▸ What you need to do: Each line containing the word "Ўзбекистон" must be reported.

▸ Dataset items:

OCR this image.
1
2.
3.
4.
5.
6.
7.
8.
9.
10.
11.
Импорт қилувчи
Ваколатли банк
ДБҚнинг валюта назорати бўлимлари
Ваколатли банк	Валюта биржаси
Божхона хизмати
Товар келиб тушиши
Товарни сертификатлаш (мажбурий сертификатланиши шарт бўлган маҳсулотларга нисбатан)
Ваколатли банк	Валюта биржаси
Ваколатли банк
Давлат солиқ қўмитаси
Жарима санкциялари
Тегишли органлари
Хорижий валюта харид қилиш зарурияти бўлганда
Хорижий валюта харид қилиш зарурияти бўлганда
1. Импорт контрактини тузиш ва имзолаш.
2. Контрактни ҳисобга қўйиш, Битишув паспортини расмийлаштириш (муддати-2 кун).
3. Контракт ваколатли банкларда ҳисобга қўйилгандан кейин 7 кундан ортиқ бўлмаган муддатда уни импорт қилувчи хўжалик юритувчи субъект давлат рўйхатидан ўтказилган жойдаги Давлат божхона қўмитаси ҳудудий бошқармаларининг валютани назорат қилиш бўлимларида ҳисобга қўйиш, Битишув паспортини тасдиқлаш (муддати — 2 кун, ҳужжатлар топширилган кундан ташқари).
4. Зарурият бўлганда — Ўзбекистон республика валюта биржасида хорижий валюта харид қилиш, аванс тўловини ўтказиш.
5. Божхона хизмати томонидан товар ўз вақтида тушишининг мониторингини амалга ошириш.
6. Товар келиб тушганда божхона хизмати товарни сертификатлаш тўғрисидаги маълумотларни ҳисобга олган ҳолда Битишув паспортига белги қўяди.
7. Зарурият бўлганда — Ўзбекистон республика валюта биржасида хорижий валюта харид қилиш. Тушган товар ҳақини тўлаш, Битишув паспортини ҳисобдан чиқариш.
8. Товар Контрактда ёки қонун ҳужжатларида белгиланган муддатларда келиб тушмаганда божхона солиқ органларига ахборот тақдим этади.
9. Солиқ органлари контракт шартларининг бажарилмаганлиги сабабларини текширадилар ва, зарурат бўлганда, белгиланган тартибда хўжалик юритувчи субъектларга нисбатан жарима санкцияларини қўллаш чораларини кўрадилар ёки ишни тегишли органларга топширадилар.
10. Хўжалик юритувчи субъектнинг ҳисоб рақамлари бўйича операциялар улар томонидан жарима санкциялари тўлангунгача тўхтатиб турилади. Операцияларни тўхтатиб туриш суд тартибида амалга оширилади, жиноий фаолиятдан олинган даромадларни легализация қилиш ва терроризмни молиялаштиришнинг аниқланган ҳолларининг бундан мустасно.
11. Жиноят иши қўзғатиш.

▸ Output:
4. Зарурият бўлганда — Ўзбекистон республика валюта биржасида хорижий валюта харид қилиш, аванс тўловини ўтказиш.
7. Зарурият бўлганда — Ўзбекистон республика валюта биржасида хорижий валюта харид қилиш. Тушган товар ҳақини тўлаш, Битишув паспортини ҳисобдан чиқариш.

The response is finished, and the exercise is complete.